Extracted records:
((
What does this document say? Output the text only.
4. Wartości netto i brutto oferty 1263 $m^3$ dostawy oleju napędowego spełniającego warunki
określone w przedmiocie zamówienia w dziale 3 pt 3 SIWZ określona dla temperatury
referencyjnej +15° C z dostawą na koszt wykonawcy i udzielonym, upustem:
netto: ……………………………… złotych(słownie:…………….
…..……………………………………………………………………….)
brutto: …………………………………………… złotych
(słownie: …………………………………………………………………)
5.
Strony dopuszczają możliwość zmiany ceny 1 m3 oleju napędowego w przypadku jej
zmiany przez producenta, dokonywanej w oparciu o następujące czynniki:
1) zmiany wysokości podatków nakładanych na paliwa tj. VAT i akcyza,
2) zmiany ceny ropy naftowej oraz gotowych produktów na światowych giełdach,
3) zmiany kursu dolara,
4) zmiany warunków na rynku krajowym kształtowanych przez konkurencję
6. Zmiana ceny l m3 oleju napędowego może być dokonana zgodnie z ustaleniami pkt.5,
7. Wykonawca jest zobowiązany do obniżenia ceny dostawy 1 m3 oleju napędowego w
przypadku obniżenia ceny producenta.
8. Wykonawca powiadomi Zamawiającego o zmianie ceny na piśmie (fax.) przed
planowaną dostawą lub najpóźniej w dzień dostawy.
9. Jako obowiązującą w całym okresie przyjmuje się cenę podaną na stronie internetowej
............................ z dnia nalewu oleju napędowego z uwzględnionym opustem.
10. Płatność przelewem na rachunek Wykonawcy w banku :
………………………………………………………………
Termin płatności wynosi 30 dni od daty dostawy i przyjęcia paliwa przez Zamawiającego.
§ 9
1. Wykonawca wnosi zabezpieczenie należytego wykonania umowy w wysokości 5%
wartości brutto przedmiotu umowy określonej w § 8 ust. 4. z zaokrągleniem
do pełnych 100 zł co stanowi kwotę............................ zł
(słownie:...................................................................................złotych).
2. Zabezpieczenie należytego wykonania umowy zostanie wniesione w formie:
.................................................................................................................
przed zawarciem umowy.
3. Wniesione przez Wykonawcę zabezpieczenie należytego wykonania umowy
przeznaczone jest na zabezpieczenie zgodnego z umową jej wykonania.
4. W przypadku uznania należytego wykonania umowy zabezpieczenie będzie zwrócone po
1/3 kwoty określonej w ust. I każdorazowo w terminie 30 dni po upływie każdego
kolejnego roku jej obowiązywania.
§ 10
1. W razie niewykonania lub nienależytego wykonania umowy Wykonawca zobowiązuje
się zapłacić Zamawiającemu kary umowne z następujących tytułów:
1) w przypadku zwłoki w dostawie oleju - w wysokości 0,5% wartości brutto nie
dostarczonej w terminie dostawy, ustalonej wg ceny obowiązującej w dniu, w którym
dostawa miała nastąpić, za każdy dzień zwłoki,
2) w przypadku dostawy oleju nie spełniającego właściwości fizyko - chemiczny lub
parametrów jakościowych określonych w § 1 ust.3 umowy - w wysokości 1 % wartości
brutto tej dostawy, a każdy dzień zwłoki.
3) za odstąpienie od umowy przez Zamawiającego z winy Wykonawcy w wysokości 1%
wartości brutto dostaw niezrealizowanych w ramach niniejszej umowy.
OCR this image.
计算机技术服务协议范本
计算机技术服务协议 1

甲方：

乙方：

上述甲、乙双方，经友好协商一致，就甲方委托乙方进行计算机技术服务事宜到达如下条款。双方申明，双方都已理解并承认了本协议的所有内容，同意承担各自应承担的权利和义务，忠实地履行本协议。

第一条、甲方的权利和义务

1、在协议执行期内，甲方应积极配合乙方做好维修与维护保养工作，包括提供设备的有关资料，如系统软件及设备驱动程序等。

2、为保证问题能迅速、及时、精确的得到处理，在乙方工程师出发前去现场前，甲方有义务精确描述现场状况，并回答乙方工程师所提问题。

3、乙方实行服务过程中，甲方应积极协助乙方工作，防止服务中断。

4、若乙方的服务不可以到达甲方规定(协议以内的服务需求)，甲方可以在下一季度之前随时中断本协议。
))
[Problem details] Quote the line that contains "OCR this image." and each line after it through the end of the data, exactly, leaving out everything else.

[Result]
OCR this image.
计算机技术服务协议范本
计算机技术服务协议 1

甲方：

乙方：

上述甲、乙双方，经友好协商一致，就甲方委托乙方进行计算机技术服务事宜到达如下条款。双方申明，双方都已理解并承认了本协议的所有内容，同意承担各自应承担的权利和义务，忠实地履行本协议。

第一条、甲方的权利和义务

1、在协议执行期内，甲方应积极配合乙方做好维修与维护保养工作，包括提供设备的有关资料，如系统软件及设备驱动程序等。

2、为保证问题能迅速、及时、精确的得到处理，在乙方工程师出发前去现场前，甲方有义务精确描述现场状况，并回答乙方工程师所提问题。

3、乙方实行服务过程中，甲方应积极协助乙方工作，防止服务中断。

4、若乙方的服务不可以到达甲方规定(协议以内的服务需求)，甲方可以在下一季度之前随时中断本协议。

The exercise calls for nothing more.